Work task. Set out word for word the line that contains "Output a JSON" and each line after it, through the end of the data below, but exclude the pictures.

[Study material — start]

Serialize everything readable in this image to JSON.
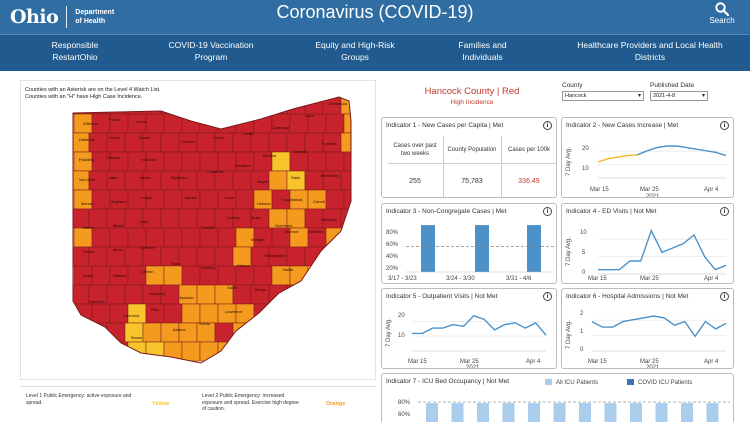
{
  "header": {
    "logo_text": "Ohio",
    "dept_text": "Department\nof Health",
    "site_title": "Coronavirus (COVID-19)",
    "search_label": "Search"
  },
  "nav": [
    {
      "label": "Responsible\nRestartOhio"
    },
    {
      "label": "COVID-19 Vaccination\nProgram"
    },
    {
      "label": "Equity and High-Risk\nGroups"
    },
    {
      "label": "Families and\nIndividuals"
    },
    {
      "label": "Healthcare Providers and Local Health\nDistricts"
    }
  ],
  "map": {
    "note_line1": "Counties with an Asterisk are on the Level 4 Watch List.",
    "note_line2": "Counties with an \"H\" have High Case Incidence.",
    "colors": {
      "red": "#c8222d",
      "orange": "#f39a1f",
      "yellow": "#f7c52b",
      "border": "#7a1a1a"
    }
  },
  "legend": {
    "level1_text": "Level 1 Public Emergency: active exposure and spread.",
    "level1_color_label": "Yellow",
    "level2_text": "Level 2 Public Emergency: increased exposure and spread. Exercise high degree of caution.",
    "level2_color_label": "Orange"
  },
  "county": {
    "title": "Hancock County | Red",
    "subtitle": "High Incidence"
  },
  "filters": {
    "county_label": "County",
    "county_value": "Hancock",
    "published_label": "Published Date",
    "published_value": "2021-4-8"
  },
  "indicators": {
    "ind1": {
      "title": "Indicator 1 - New Cases per Capita | Met",
      "col1_header": "Cases over past two weeks",
      "col2_header": "County Population",
      "col3_header": "Cases per 100k",
      "col1_value": "255",
      "col2_value": "75,783",
      "col3_value": "336.49",
      "col3_color": "#c0392b"
    },
    "ind2": {
      "title": "Indicator 2 - New Cases Increase | Met",
      "ylabel": "7 Day Avg.",
      "yticks": [
        "20",
        "10"
      ],
      "xticks": [
        "Mar 15",
        "Mar 25",
        "Apr 4"
      ],
      "year": "2021"
    },
    "ind3": {
      "title": "Indicator 3 - Non-Congregate Cases | Met",
      "yticks": [
        "80%",
        "60%",
        "40%",
        "20%"
      ],
      "xticks": [
        "3/17 - 3/23",
        "3/24 - 3/30",
        "3/31 - 4/6"
      ]
    },
    "ind4": {
      "title": "Indicator 4 - ED Visits | Not Met",
      "ylabel": "7 Day Avg.",
      "yticks": [
        "10",
        "5",
        "0"
      ],
      "xticks": [
        "Mar 15",
        "Mar 25",
        "Apr 4"
      ],
      "year": "2021"
    },
    "ind5": {
      "title": "Indicator 5 - Outpatient Visits | Not Met",
      "ylabel": "7 Day Avg.",
      "yticks": [
        "20",
        "10"
      ],
      "xticks": [
        "Mar 15",
        "Mar 25",
        "Apr 4"
      ],
      "year": "2021"
    },
    "ind6": {
      "title": "Indicator 6 - Hospital Admissions | Not Met",
      "ylabel": "7 Day Avg.",
      "yticks": [
        "2",
        "1",
        "0"
      ],
      "xticks": [
        "Mar 15",
        "Mar 25",
        "Apr 4"
      ],
      "year": "2021"
    },
    "ind7": {
      "title": "Indicator 7 - ICU Bed Occupancy | Not Met",
      "legend_all": "All ICU Patients",
      "legend_covid": "COVID ICU Patients",
      "yticks": [
        "80%",
        "60%"
      ]
    }
  },
  "chart_data": [
    {
      "type": "line",
      "title": "Indicator 2 - New Cases Increase | Met",
      "ylabel": "7 Day Avg.",
      "ylim": [
        0,
        25
      ],
      "x": [
        "Mar 11",
        "Mar 13",
        "Mar 15",
        "Mar 17",
        "Mar 19",
        "Mar 21",
        "Mar 23",
        "Mar 25",
        "Mar 27",
        "Mar 29",
        "Mar 31",
        "Apr 2",
        "Apr 4",
        "Apr 6"
      ],
      "series": [
        {
          "name": "baseline (yellow)",
          "values": [
            10,
            12,
            13,
            14,
            14.5,
            null,
            null,
            null,
            null,
            null,
            null,
            null,
            null,
            null
          ]
        },
        {
          "name": "7 day avg",
          "values": [
            null,
            null,
            null,
            null,
            14.5,
            17,
            19,
            20,
            20,
            19,
            18,
            17,
            16,
            14
          ]
        }
      ],
      "xlabel": "2021"
    },
    {
      "type": "bar",
      "title": "Indicator 3 - Non-Congregate Cases | Met",
      "categories": [
        "3/17 - 3/23",
        "3/24 - 3/30",
        "3/31 - 4/6"
      ],
      "values": [
        92,
        92,
        92
      ],
      "threshold": 50,
      "ylim": [
        0,
        100
      ]
    },
    {
      "type": "line",
      "title": "Indicator 4 - ED Visits | Not Met",
      "ylabel": "7 Day Avg.",
      "ylim": [
        0,
        12
      ],
      "x": [
        "Mar 13",
        "Mar 15",
        "Mar 17",
        "Mar 19",
        "Mar 21",
        "Mar 23",
        "Mar 25",
        "Mar 27",
        "Mar 29",
        "Mar 31",
        "Apr 2",
        "Apr 4",
        "Apr 6"
      ],
      "series": [
        {
          "name": "7 day avg",
          "values": [
            1,
            1,
            1,
            3,
            3,
            10,
            5,
            6,
            7,
            9,
            4,
            1,
            2
          ]
        }
      ],
      "xlabel": "2021"
    },
    {
      "type": "line",
      "title": "Indicator 5 - Outpatient Visits | Not Met",
      "ylabel": "7 Day Avg.",
      "ylim": [
        0,
        25
      ],
      "x": [
        "Mar 11",
        "Mar 13",
        "Mar 15",
        "Mar 17",
        "Mar 19",
        "Mar 21",
        "Mar 23",
        "Mar 25",
        "Mar 27",
        "Mar 29",
        "Mar 31",
        "Apr 2",
        "Apr 4",
        "Apr 6"
      ],
      "series": [
        {
          "name": "7 day avg",
          "values": [
            10,
            10,
            13,
            13,
            15,
            14,
            20,
            18,
            12,
            15,
            16,
            13,
            16,
            9
          ]
        }
      ],
      "xlabel": "2021"
    },
    {
      "type": "line",
      "title": "Indicator 6 - Hospital Admissions | Not Met",
      "ylabel": "7 Day Avg.",
      "ylim": [
        0,
        2.5
      ],
      "x": [
        "Mar 11",
        "Mar 13",
        "Mar 15",
        "Mar 17",
        "Mar 19",
        "Mar 21",
        "Mar 23",
        "Mar 25",
        "Mar 27",
        "Mar 29",
        "Mar 31",
        "Apr 2",
        "Apr 4",
        "Apr 6"
      ],
      "series": [
        {
          "name": "7 day avg",
          "values": [
            1.6,
            1.3,
            1.3,
            1.6,
            1.7,
            1.8,
            1.9,
            1.8,
            1.4,
            1.6,
            0.8,
            1.6,
            1.2,
            1.5
          ]
        }
      ],
      "xlabel": "2021"
    },
    {
      "type": "bar",
      "title": "Indicator 7 - ICU Bed Occupancy | Not Met",
      "categories": [
        "1",
        "2",
        "3",
        "4",
        "5",
        "6",
        "7",
        "8",
        "9",
        "10",
        "11",
        "12"
      ],
      "series": [
        {
          "name": "All ICU Patients",
          "values": [
            70,
            70,
            70,
            70,
            70,
            70,
            70,
            70,
            70,
            70,
            70,
            70
          ]
        }
      ],
      "ylim": [
        0,
        90
      ]
    }
  ]
}
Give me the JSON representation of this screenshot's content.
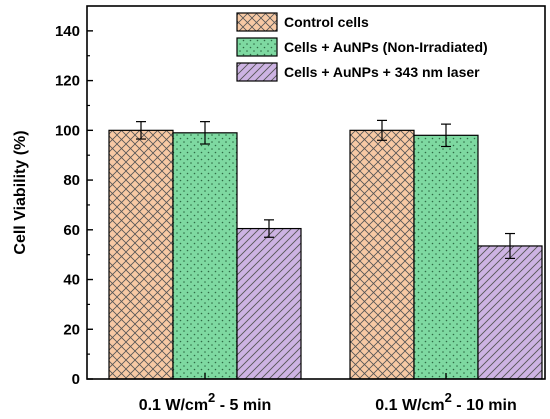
{
  "chart_data": {
    "type": "bar",
    "ylabel": "Cell Viability (%)",
    "ylim": [
      0,
      150
    ],
    "yticks": [
      0,
      20,
      40,
      60,
      80,
      100,
      120,
      140
    ],
    "categories": [
      {
        "main": "0.1 W/cm",
        "sup": "2",
        "suffix": " - 5 min"
      },
      {
        "main": "0.1 W/cm",
        "sup": "2",
        "suffix": " - 10 min"
      }
    ],
    "series": [
      {
        "name": "Control cells",
        "values": [
          100,
          100
        ],
        "errors": [
          3.5,
          4
        ],
        "color": "#f7c9a4",
        "pattern": "crosshatch"
      },
      {
        "name": "Cells + AuNPs (Non-Irradiated)",
        "values": [
          99,
          98
        ],
        "errors": [
          4.5,
          4.5
        ],
        "color": "#7ed9a1",
        "pattern": "dots"
      },
      {
        "name": "Cells + AuNPs + 343 nm laser",
        "values": [
          60.5,
          53.5
        ],
        "errors": [
          3.5,
          5
        ],
        "color": "#cdb3e3",
        "pattern": "diagonal"
      }
    ],
    "legend_position": "top-right",
    "grid": false
  }
}
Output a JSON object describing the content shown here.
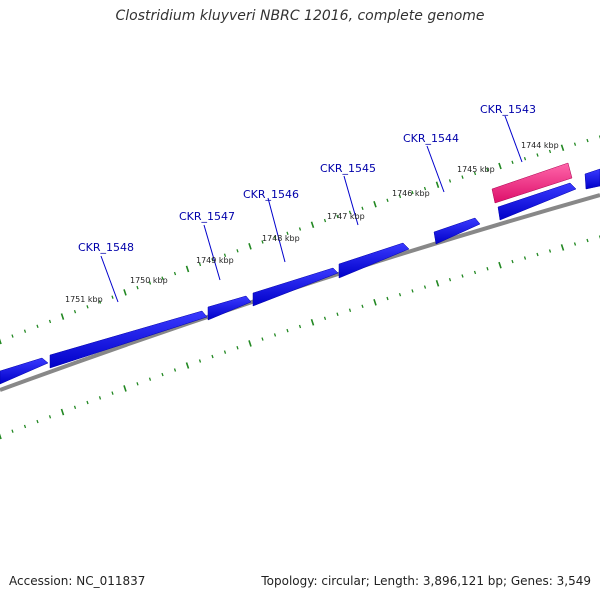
{
  "title": "Clostridium kluyveri NBRC 12016, complete genome",
  "footer": {
    "accession": "Accession: NC_011837",
    "summary": "Topology: circular; Length: 3,896,121 bp; Genes: 3,549"
  },
  "colors": {
    "backbone": "#808080",
    "gene": "#0000ee",
    "highlight_gene": "#ee1177",
    "tick": "#228822",
    "label": "#0000aa",
    "kbp_label": "#222222"
  },
  "kbp_ticks": [
    {
      "label": "1751 kbp"
    },
    {
      "label": "1750 kbp"
    },
    {
      "label": "1749 kbp"
    },
    {
      "label": "1748 kbp"
    },
    {
      "label": "1747 kbp"
    },
    {
      "label": "1746 kbp"
    },
    {
      "label": "1745 kbp"
    },
    {
      "label": "1744 kbp"
    }
  ],
  "gene_labels": [
    {
      "name": "CKR_1548"
    },
    {
      "name": "CKR_1547"
    },
    {
      "name": "CKR_1546"
    },
    {
      "name": "CKR_1545"
    },
    {
      "name": "CKR_1544"
    },
    {
      "name": "CKR_1543"
    }
  ]
}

[Study material — finish]

Response.
Output a JSON object describing the content shown here.
{
  "title": "Clostridium kluyveri NBRC 12016, complete genome",
  "footer": {
    "accession": "Accession: NC_011837",
    "summary": "Topology: circular; Length: 3,896,121 bp; Genes: 3,549"
  },
  "colors": {
    "backbone": "#808080",
    "gene": "#0000ee",
    "highlight_gene": "#ee1177",
    "tick": "#228822",
    "label": "#0000aa",
    "kbp_label": "#222222"
  },
  "kbp_ticks": [
    {
      "label": "1751 kbp"
    },
    {
      "label": "1750 kbp"
    },
    {
      "label": "1749 kbp"
    },
    {
      "label": "1748 kbp"
    },
    {
      "label": "1747 kbp"
    },
    {
      "label": "1746 kbp"
    },
    {
      "label": "1745 kbp"
    },
    {
      "label": "1744 kbp"
    }
  ],
  "gene_labels": [
    {
      "name": "CKR_1548"
    },
    {
      "name": "CKR_1547"
    },
    {
      "name": "CKR_1546"
    },
    {
      "name": "CKR_1545"
    },
    {
      "name": "CKR_1544"
    },
    {
      "name": "CKR_1543"
    }
  ]
}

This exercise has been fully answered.